▶ _Instruction_: Print the records again, character for character.

▶ _Stored data_:

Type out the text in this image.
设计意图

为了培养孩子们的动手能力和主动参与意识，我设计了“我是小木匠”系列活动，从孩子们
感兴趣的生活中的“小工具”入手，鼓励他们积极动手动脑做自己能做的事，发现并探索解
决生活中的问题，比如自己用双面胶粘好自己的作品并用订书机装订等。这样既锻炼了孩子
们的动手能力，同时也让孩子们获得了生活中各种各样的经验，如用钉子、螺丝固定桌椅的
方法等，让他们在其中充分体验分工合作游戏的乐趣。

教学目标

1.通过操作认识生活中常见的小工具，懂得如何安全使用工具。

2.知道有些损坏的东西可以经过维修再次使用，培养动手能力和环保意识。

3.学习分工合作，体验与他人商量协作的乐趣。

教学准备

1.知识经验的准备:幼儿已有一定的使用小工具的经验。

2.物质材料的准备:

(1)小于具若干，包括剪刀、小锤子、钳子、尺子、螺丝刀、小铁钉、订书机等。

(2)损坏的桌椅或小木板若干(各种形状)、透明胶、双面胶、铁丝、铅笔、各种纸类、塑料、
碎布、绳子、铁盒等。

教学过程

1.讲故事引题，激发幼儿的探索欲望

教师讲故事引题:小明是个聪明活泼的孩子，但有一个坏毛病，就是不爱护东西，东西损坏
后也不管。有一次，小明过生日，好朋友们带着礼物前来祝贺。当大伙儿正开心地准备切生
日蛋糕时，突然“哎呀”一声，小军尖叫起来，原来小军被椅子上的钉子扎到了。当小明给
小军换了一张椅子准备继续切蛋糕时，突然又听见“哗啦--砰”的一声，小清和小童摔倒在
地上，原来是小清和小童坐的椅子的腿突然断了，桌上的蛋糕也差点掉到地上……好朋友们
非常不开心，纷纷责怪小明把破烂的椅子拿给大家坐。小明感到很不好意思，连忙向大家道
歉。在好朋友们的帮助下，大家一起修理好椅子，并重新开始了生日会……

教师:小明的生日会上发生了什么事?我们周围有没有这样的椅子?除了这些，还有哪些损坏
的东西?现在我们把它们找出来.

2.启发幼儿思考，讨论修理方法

▶ _Output below_:
Type out the text in this image.
设计意图

为了培养孩子们的动手能力和主动参与意识，我设计了“我是小木匠”系列活动，从孩子们
感兴趣的生活中的“小工具”入手，鼓励他们积极动手动脑做自己能做的事，发现并探索解
决生活中的问题，比如自己用双面胶粘好自己的作品并用订书机装订等。这样既锻炼了孩子
们的动手能力，同时也让孩子们获得了生活中各种各样的经验，如用钉子、螺丝固定桌椅的
方法等，让他们在其中充分体验分工合作游戏的乐趣。

教学目标

1.通过操作认识生活中常见的小工具，懂得如何安全使用工具。

2.知道有些损坏的东西可以经过维修再次使用，培养动手能力和环保意识。

3.学习分工合作，体验与他人商量协作的乐趣。

教学准备

1.知识经验的准备:幼儿已有一定的使用小工具的经验。

2.物质材料的准备:

(1)小于具若干，包括剪刀、小锤子、钳子、尺子、螺丝刀、小铁钉、订书机等。

(2)损坏的桌椅或小木板若干(各种形状)、透明胶、双面胶、铁丝、铅笔、各种纸类、塑料、
碎布、绳子、铁盒等。

教学过程

1.讲故事引题，激发幼儿的探索欲望

教师讲故事引题:小明是个聪明活泼的孩子，但有一个坏毛病，就是不爱护东西，东西损坏
后也不管。有一次，小明过生日，好朋友们带着礼物前来祝贺。当大伙儿正开心地准备切生
日蛋糕时，突然“哎呀”一声，小军尖叫起来，原来小军被椅子上的钉子扎到了。当小明给
小军换了一张椅子准备继续切蛋糕时，突然又听见“哗啦--砰”的一声，小清和小童摔倒在
地上，原来是小清和小童坐的椅子的腿突然断了，桌上的蛋糕也差点掉到地上……好朋友们
非常不开心，纷纷责怪小明把破烂的椅子拿给大家坐。小明感到很不好意思，连忙向大家道
歉。在好朋友们的帮助下，大家一起修理好椅子，并重新开始了生日会……

教师:小明的生日会上发生了什么事?我们周围有没有这样的椅子?除了这些，还有哪些损坏
的东西?现在我们把它们找出来.

2.启发幼儿思考，讨论修理方法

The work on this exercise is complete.